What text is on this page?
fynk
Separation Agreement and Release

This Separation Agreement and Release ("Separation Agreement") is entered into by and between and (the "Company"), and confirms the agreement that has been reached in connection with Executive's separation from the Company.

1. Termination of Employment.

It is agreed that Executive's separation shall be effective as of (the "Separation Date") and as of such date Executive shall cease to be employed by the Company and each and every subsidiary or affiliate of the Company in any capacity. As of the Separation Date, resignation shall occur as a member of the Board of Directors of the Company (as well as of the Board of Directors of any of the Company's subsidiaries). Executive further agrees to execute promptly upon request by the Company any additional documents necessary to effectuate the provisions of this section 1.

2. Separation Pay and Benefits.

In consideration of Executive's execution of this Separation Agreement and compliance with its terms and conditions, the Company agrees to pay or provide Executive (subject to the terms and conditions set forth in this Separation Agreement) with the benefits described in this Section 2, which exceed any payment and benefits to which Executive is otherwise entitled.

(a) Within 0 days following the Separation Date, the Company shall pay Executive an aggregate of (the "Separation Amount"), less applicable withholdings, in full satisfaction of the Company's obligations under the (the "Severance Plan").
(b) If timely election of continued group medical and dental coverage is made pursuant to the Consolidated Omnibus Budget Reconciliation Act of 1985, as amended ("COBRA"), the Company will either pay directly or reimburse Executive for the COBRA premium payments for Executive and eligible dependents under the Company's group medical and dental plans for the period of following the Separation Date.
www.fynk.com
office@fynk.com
□ □ □ □ □
WHAT YOU WILL DO
Report only how many lines in the listing contain the string "Release".

RESULT FOR THIS TASK
2